GIVEN ENTRIES start

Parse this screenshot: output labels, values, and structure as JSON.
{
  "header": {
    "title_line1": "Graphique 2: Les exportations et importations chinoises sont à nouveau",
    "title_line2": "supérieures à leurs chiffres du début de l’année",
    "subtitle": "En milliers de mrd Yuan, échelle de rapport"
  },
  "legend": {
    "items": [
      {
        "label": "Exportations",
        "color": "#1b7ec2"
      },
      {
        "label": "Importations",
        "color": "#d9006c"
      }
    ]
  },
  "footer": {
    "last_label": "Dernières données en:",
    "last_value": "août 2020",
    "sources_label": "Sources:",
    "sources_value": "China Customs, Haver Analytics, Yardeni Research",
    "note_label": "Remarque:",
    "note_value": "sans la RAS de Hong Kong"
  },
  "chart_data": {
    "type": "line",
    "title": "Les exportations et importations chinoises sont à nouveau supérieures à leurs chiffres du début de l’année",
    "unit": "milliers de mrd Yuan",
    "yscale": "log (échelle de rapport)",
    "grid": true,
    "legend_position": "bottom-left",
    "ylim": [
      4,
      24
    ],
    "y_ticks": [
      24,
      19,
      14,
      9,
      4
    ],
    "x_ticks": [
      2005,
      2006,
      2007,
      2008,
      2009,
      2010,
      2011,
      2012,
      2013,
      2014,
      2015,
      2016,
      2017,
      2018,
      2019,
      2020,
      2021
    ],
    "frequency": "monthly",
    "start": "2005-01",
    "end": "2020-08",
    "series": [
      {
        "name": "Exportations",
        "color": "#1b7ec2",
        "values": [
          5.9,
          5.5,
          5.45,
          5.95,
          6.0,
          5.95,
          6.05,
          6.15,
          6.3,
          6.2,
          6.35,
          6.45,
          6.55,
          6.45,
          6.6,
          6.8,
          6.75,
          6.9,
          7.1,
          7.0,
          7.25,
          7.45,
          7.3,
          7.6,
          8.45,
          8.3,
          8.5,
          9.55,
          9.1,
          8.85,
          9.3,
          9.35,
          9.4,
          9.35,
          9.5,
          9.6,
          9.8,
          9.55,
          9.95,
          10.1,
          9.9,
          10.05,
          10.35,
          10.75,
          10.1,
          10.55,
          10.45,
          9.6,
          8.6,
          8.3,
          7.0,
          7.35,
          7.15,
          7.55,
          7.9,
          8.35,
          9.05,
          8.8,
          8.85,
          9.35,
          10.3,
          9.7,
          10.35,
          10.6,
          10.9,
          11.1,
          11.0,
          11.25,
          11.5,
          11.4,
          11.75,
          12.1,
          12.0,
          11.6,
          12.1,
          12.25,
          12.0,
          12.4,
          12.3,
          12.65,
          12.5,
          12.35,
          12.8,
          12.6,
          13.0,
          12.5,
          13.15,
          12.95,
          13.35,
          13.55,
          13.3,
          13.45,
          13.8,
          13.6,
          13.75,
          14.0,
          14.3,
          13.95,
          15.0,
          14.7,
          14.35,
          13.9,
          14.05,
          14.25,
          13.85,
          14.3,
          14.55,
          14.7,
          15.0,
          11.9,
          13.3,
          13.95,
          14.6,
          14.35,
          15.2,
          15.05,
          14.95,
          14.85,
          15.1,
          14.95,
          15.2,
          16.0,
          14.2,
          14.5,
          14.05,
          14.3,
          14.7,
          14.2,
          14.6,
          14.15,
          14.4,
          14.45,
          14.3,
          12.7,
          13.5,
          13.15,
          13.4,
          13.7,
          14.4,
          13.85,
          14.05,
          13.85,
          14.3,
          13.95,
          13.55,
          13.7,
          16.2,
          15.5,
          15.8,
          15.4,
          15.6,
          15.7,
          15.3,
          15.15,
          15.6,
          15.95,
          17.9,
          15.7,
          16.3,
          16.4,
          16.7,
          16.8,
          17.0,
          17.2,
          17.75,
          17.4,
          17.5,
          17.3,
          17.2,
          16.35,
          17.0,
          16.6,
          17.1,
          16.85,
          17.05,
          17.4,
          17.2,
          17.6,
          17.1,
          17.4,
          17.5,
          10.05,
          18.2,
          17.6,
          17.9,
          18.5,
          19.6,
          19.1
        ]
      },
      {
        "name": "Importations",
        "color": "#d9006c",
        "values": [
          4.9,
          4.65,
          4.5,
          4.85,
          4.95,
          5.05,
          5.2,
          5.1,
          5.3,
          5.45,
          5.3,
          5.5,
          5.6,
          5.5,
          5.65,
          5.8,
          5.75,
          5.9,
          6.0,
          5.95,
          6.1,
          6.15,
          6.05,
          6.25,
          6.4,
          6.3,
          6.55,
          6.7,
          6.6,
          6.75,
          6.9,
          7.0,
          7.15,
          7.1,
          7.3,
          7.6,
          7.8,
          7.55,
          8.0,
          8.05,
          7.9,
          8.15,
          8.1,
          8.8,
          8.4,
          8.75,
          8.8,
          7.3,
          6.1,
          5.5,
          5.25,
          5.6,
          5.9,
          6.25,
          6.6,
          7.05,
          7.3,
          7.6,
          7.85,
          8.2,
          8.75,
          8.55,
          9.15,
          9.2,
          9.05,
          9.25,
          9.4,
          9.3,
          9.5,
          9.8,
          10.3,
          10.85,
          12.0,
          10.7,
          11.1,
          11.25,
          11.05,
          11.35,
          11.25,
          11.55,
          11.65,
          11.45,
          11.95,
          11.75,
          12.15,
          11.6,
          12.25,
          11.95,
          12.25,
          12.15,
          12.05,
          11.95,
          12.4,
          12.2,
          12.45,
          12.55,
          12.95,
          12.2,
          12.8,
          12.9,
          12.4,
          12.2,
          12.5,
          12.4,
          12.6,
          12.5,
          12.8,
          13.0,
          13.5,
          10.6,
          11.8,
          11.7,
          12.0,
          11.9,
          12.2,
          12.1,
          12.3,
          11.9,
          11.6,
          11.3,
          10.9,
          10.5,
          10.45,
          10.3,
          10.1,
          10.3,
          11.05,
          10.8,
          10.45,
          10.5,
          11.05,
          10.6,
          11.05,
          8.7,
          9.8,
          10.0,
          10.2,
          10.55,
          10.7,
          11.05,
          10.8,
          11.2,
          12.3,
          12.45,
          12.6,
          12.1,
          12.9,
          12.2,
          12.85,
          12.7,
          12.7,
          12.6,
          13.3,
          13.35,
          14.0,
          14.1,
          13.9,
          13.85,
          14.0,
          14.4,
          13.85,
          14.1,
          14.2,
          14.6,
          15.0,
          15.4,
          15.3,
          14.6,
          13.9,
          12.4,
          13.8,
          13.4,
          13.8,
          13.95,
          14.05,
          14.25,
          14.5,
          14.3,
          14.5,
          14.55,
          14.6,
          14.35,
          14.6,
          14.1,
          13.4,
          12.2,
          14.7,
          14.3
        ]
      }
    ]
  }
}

GIVEN ENTRIES end

**YOUR INSTRUCTIONS:** Each entry above is to be set down again in exactly the same words.

**RESULT OF THIS EXERCISE:**
Parse this screenshot: output labels, values, and structure as JSON.
{
  "header": {
    "title_line1": "Graphique 2: Les exportations et importations chinoises sont à nouveau",
    "title_line2": "supérieures à leurs chiffres du début de l’année",
    "subtitle": "En milliers de mrd Yuan, échelle de rapport"
  },
  "legend": {
    "items": [
      {
        "label": "Exportations",
        "color": "#1b7ec2"
      },
      {
        "label": "Importations",
        "color": "#d9006c"
      }
    ]
  },
  "footer": {
    "last_label": "Dernières données en:",
    "last_value": "août 2020",
    "sources_label": "Sources:",
    "sources_value": "China Customs, Haver Analytics, Yardeni Research",
    "note_label": "Remarque:",
    "note_value": "sans la RAS de Hong Kong"
  },
  "chart_data": {
    "type": "line",
    "title": "Les exportations et importations chinoises sont à nouveau supérieures à leurs chiffres du début de l’année",
    "unit": "milliers de mrd Yuan",
    "yscale": "log (échelle de rapport)",
    "grid": true,
    "legend_position": "bottom-left",
    "ylim": [
      4,
      24
    ],
    "y_ticks": [
      24,
      19,
      14,
      9,
      4
    ],
    "x_ticks": [
      2005,
      2006,
      2007,
      2008,
      2009,
      2010,
      2011,
      2012,
      2013,
      2014,
      2015,
      2016,
      2017,
      2018,
      2019,
      2020,
      2021
    ],
    "frequency": "monthly",
    "start": "2005-01",
    "end": "2020-08",
    "series": [
      {
        "name": "Exportations",
        "color": "#1b7ec2",
        "values": [
          5.9,
          5.5,
          5.45,
          5.95,
          6.0,
          5.95,
          6.05,
          6.15,
          6.3,
          6.2,
          6.35,
          6.45,
          6.55,
          6.45,
          6.6,
          6.8,
          6.75,
          6.9,
          7.1,
          7.0,
          7.25,
          7.45,
          7.3,
          7.6,
          8.45,
          8.3,
          8.5,
          9.55,
          9.1,
          8.85,
          9.3,
          9.35,
          9.4,
          9.35,
          9.5,
          9.6,
          9.8,
          9.55,
          9.95,
          10.1,
          9.9,
          10.05,
          10.35,
          10.75,
          10.1,
          10.55,
          10.45,
          9.6,
          8.6,
          8.3,
          7.0,
          7.35,
          7.15,
          7.55,
          7.9,
          8.35,
          9.05,
          8.8,
          8.85,
          9.35,
          10.3,
          9.7,
          10.35,
          10.6,
          10.9,
          11.1,
          11.0,
          11.25,
          11.5,
          11.4,
          11.75,
          12.1,
          12.0,
          11.6,
          12.1,
          12.25,
          12.0,
          12.4,
          12.3,
          12.65,
          12.5,
          12.35,
          12.8,
          12.6,
          13.0,
          12.5,
          13.15,
          12.95,
          13.35,
          13.55,
          13.3,
          13.45,
          13.8,
          13.6,
          13.75,
          14.0,
          14.3,
          13.95,
          15.0,
          14.7,
          14.35,
          13.9,
          14.05,
          14.25,
          13.85,
          14.3,
          14.55,
          14.7,
          15.0,
          11.9,
          13.3,
          13.95,
          14.6,
          14.35,
          15.2,
          15.05,
          14.95,
          14.85,
          15.1,
          14.95,
          15.2,
          16.0,
          14.2,
          14.5,
          14.05,
          14.3,
          14.7,
          14.2,
          14.6,
          14.15,
          14.4,
          14.45,
          14.3,
          12.7,
          13.5,
          13.15,
          13.4,
          13.7,
          14.4,
          13.85,
          14.05,
          13.85,
          14.3,
          13.95,
          13.55,
          13.7,
          16.2,
          15.5,
          15.8,
          15.4,
          15.6,
          15.7,
          15.3,
          15.15,
          15.6,
          15.95,
          17.9,
          15.7,
          16.3,
          16.4,
          16.7,
          16.8,
          17.0,
          17.2,
          17.75,
          17.4,
          17.5,
          17.3,
          17.2,
          16.35,
          17.0,
          16.6,
          17.1,
          16.85,
          17.05,
          17.4,
          17.2,
          17.6,
          17.1,
          17.4,
          17.5,
          10.05,
          18.2,
          17.6,
          17.9,
          18.5,
          19.6,
          19.1
        ]
      },
      {
        "name": "Importations",
        "color": "#d9006c",
        "values": [
          4.9,
          4.65,
          4.5,
          4.85,
          4.95,
          5.05,
          5.2,
          5.1,
          5.3,
          5.45,
          5.3,
          5.5,
          5.6,
          5.5,
          5.65,
          5.8,
          5.75,
          5.9,
          6.0,
          5.95,
          6.1,
          6.15,
          6.05,
          6.25,
          6.4,
          6.3,
          6.55,
          6.7,
          6.6,
          6.75,
          6.9,
          7.0,
          7.15,
          7.1,
          7.3,
          7.6,
          7.8,
          7.55,
          8.0,
          8.05,
          7.9,
          8.15,
          8.1,
          8.8,
          8.4,
          8.75,
          8.8,
          7.3,
          6.1,
          5.5,
          5.25,
          5.6,
          5.9,
          6.25,
          6.6,
          7.05,
          7.3,
          7.6,
          7.85,
          8.2,
          8.75,
          8.55,
          9.15,
          9.2,
          9.05,
          9.25,
          9.4,
          9.3,
          9.5,
          9.8,
          10.3,
          10.85,
          12.0,
          10.7,
          11.1,
          11.25,
          11.05,
          11.35,
          11.25,
          11.55,
          11.65,
          11.45,
          11.95,
          11.75,
          12.15,
          11.6,
          12.25,
          11.95,
          12.25,
          12.15,
          12.05,
          11.95,
          12.4,
          12.2,
          12.45,
          12.55,
          12.95,
          12.2,
          12.8,
          12.9,
          12.4,
          12.2,
          12.5,
          12.4,
          12.6,
          12.5,
          12.8,
          13.0,
          13.5,
          10.6,
          11.8,
          11.7,
          12.0,
          11.9,
          12.2,
          12.1,
          12.3,
          11.9,
          11.6,
          11.3,
          10.9,
          10.5,
          10.45,
          10.3,
          10.1,
          10.3,
          11.05,
          10.8,
          10.45,
          10.5,
          11.05,
          10.6,
          11.05,
          8.7,
          9.8,
          10.0,
          10.2,
          10.55,
          10.7,
          11.05,
          10.8,
          11.2,
          12.3,
          12.45,
          12.6,
          12.1,
          12.9,
          12.2,
          12.85,
          12.7,
          12.7,
          12.6,
          13.3,
          13.35,
          14.0,
          14.1,
          13.9,
          13.85,
          14.0,
          14.4,
          13.85,
          14.1,
          14.2,
          14.6,
          15.0,
          15.4,
          15.3,
          14.6,
          13.9,
          12.4,
          13.8,
          13.4,
          13.8,
          13.95,
          14.05,
          14.25,
          14.5,
          14.3,
          14.5,
          14.55,
          14.6,
          14.35,
          14.6,
          14.1,
          13.4,
          12.2,
          14.7,
          14.3
        ]
      }
    ]
  }
}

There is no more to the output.